Go through the material below and copy all lines with "Firefox".
▼
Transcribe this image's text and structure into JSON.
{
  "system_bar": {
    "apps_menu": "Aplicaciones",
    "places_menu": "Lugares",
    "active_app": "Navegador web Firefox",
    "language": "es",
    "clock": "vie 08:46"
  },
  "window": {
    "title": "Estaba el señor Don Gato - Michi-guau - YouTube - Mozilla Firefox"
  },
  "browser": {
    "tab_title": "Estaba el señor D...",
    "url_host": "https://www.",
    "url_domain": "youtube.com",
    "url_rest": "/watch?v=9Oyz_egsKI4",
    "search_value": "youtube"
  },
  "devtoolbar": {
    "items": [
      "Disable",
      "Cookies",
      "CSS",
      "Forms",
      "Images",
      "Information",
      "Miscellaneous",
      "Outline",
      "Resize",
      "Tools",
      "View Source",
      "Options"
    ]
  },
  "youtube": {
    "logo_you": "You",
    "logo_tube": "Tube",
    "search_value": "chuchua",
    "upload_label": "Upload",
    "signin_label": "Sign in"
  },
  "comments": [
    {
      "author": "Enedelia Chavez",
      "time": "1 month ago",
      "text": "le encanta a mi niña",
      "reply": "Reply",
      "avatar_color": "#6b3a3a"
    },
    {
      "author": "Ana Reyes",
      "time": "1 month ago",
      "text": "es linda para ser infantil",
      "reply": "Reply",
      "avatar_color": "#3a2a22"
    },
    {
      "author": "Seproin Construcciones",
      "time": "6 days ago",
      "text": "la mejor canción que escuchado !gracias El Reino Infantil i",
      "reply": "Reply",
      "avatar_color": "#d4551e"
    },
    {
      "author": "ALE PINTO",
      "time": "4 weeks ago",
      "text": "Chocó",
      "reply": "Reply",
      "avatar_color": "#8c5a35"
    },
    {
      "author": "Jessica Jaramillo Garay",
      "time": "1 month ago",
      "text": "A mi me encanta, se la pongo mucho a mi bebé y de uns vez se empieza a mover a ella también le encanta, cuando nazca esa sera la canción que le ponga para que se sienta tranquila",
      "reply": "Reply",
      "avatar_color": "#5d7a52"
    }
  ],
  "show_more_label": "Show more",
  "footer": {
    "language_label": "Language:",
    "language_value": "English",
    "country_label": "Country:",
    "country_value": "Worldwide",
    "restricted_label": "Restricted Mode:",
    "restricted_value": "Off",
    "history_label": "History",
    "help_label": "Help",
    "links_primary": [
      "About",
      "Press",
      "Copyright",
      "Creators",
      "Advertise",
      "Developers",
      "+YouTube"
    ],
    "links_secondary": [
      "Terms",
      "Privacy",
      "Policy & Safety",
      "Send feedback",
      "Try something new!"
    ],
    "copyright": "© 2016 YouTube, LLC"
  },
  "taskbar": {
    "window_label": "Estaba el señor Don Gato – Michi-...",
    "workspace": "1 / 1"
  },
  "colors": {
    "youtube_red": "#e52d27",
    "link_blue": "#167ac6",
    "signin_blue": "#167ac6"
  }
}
▲
--- Finished exercise ---
    "active_app": "Navegador web Firefox",
    "title": "Estaba el señor Don Gato - Michi-guau - YouTube - Mozilla Firefox"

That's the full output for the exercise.